─── Task inputs ───
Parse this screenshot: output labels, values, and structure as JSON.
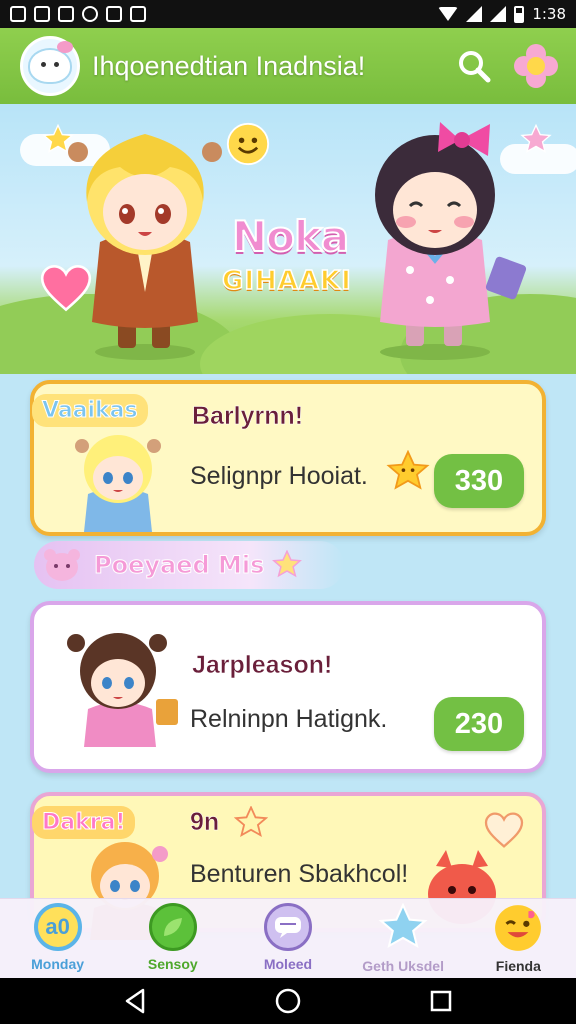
{
  "status_bar": {
    "time": "1:38"
  },
  "header": {
    "title": "Ihqoenedtian Inadnsia!",
    "search_icon": "search-icon",
    "menu_icon": "flower-icon"
  },
  "hero": {
    "title": "Noka",
    "subtitle": "GIHAAKI"
  },
  "cards": [
    {
      "ribbon": "Vaaikas",
      "title": "Barlyrnn!",
      "description": "Selignpr Hooiat.",
      "badge": "330"
    },
    {
      "ribbon": "",
      "title": "Jarpleason!",
      "description": "Relninpn Hatignk.",
      "badge": "230"
    },
    {
      "ribbon": "Dakra!",
      "title": "9n",
      "description": "Benturen Sbakhcol!",
      "badge": ""
    }
  ],
  "section_label": "Poeyaed Mis",
  "nav": [
    {
      "label": "Monday",
      "icon_text": "a0",
      "color": "#4a9fd8"
    },
    {
      "label": "Sensoy",
      "icon_text": "",
      "color": "#4ea82b"
    },
    {
      "label": "Moleed",
      "icon_text": "",
      "color": "#8a6fc4"
    },
    {
      "label": "Geth Uksdel",
      "icon_text": "",
      "color": "#b39cc8"
    },
    {
      "label": "Fienda",
      "icon_text": "",
      "color": "#333333"
    }
  ],
  "colors": {
    "header": "#7fc444",
    "badge": "#73c044",
    "accent_pink": "#f08cd0"
  }
}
───
> Short task
Which lines contain the word "badge"? Copy each of them.

> Correct output
      "badge": "330"
      "badge": "230"
      "badge": ""
    "badge": "#73c044",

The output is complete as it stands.